==== Supplied records ====

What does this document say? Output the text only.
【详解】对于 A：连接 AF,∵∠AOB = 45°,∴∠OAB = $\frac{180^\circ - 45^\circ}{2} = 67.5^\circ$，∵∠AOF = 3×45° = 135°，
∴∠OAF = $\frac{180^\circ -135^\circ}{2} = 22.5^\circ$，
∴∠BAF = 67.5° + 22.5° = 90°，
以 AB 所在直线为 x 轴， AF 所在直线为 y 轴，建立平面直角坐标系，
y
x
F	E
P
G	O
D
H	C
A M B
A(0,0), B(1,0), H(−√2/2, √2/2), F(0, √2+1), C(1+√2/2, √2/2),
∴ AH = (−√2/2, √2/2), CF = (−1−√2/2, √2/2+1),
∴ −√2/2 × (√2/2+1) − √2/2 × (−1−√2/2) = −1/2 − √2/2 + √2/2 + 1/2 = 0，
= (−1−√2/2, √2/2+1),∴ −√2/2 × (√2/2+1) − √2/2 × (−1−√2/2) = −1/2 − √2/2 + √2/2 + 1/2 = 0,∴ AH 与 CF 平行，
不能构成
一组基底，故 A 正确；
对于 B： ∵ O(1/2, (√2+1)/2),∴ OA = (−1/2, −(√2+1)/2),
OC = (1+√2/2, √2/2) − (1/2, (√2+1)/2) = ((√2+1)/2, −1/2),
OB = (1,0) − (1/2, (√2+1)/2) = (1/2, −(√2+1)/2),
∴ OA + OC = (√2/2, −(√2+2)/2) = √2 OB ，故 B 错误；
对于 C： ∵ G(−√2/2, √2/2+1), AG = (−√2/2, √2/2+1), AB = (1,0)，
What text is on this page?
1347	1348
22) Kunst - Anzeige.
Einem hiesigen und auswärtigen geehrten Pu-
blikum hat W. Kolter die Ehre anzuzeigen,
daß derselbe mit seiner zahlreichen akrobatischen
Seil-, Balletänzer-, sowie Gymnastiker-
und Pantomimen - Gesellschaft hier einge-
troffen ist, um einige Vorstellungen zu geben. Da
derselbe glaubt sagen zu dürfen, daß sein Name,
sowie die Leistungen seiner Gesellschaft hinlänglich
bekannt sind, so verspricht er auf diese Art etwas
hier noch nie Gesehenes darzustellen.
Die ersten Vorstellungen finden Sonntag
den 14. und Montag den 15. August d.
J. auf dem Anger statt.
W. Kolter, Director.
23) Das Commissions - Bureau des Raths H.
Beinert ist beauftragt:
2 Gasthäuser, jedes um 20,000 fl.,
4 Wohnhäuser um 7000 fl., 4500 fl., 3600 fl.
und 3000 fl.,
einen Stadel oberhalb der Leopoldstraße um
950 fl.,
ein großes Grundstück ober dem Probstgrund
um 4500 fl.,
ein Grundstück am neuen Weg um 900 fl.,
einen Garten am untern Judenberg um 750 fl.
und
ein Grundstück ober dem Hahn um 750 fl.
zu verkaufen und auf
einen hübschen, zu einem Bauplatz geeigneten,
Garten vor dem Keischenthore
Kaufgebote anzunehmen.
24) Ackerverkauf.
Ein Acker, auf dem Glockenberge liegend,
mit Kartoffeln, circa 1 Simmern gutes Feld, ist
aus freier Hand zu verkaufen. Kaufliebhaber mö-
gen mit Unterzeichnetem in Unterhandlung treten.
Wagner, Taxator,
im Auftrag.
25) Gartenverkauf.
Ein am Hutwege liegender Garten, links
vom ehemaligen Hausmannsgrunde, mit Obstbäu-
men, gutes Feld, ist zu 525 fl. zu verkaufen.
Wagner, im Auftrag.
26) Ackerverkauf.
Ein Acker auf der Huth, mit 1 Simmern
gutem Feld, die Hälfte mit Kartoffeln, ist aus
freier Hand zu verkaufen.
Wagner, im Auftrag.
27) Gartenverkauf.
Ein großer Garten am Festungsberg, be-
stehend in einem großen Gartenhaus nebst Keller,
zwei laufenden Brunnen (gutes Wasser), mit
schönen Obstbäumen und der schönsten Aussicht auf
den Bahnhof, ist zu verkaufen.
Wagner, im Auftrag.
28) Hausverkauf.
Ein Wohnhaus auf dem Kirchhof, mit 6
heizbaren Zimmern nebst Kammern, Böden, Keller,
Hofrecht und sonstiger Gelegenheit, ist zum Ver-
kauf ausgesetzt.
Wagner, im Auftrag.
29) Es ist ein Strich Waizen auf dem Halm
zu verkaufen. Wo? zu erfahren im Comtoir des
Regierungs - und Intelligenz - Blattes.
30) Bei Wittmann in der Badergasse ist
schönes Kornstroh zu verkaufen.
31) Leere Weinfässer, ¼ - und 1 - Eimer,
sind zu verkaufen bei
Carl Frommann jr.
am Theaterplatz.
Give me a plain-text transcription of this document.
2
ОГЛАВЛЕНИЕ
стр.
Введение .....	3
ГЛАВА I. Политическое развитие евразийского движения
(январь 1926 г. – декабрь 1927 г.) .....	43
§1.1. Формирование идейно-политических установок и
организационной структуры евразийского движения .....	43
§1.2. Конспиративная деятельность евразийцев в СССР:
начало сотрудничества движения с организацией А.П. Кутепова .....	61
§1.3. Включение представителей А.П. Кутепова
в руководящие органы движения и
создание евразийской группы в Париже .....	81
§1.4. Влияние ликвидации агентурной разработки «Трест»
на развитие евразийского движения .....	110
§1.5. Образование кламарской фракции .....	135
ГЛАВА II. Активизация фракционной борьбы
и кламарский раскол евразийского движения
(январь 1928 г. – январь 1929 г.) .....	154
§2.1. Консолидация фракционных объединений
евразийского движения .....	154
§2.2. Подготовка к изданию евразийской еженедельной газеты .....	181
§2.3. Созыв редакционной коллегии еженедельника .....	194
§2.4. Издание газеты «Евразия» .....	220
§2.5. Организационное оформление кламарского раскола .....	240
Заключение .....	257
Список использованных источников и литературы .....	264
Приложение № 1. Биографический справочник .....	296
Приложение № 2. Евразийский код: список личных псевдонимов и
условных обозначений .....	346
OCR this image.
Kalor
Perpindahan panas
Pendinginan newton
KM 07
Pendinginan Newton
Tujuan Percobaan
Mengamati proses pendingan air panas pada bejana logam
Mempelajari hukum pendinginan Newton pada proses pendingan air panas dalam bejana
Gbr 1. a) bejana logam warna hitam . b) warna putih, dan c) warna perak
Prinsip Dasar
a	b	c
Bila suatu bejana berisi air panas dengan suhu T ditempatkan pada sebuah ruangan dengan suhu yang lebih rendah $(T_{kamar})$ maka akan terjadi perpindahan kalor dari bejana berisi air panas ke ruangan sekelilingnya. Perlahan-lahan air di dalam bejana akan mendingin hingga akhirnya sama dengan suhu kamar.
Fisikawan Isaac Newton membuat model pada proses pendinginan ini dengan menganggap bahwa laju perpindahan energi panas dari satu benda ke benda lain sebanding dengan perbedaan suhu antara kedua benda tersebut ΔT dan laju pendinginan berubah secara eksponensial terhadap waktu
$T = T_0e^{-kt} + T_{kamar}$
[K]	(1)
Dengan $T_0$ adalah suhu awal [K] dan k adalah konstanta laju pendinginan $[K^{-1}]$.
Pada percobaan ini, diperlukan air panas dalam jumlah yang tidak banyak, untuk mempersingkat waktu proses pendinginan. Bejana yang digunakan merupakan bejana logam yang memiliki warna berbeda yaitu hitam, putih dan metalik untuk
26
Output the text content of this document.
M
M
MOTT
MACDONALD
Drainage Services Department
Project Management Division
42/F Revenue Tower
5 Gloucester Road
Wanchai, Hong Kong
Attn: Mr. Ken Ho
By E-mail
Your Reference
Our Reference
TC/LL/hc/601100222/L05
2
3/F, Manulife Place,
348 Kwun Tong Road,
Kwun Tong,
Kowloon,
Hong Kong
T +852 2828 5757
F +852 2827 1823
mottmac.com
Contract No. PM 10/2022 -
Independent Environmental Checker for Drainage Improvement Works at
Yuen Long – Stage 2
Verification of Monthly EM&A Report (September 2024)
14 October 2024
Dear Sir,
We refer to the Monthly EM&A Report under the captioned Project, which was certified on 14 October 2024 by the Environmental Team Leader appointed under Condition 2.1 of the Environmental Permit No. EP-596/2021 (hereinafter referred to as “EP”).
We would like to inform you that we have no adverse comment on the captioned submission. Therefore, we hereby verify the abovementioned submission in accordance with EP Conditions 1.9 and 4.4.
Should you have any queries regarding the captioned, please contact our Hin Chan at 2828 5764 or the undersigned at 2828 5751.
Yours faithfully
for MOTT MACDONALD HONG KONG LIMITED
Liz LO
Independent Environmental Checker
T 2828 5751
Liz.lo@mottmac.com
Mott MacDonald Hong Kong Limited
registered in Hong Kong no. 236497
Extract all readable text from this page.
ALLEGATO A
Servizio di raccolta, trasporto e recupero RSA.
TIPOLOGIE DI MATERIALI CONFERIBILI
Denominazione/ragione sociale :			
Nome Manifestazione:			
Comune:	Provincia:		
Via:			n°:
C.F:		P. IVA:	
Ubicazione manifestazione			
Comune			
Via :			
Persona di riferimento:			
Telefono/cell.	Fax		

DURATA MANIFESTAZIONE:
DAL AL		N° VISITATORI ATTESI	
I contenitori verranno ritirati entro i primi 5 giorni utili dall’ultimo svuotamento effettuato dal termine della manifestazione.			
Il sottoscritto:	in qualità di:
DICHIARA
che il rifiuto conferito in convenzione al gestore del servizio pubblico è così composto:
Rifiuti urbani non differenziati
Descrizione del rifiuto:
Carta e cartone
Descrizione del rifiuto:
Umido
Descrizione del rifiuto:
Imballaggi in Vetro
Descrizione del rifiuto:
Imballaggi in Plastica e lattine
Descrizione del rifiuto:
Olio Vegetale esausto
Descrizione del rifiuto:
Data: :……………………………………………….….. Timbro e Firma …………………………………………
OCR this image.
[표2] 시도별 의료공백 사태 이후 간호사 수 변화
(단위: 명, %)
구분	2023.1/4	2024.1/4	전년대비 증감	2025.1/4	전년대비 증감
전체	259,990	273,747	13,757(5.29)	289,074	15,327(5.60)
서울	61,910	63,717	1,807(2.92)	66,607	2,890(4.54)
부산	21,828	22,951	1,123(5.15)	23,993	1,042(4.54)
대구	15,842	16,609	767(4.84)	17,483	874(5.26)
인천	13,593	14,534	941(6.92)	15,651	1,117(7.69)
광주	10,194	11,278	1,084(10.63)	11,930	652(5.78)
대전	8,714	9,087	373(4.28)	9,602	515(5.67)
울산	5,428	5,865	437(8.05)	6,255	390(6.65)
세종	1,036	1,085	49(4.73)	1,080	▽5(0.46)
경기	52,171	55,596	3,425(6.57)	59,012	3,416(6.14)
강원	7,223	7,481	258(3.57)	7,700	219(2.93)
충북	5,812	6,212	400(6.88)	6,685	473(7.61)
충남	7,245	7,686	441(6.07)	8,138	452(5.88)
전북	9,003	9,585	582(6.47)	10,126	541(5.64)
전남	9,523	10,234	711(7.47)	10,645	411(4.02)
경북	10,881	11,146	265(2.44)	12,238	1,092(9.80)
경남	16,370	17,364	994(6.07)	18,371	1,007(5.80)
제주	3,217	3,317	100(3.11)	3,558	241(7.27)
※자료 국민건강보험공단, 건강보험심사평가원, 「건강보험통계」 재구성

====

* Request *
Spot every line that holds "Report" and copy it.

* Answer to this task *
Verification of Monthly EM&A Report (September 2024)
We refer to the Monthly EM&A Report under the captioned Project, which was certified on 14 October 2024 by the Environmental Team Leader appointed under Condition 2.1 of the Environmental Permit No. EP-596/2021 (hereinafter referred to as “EP”).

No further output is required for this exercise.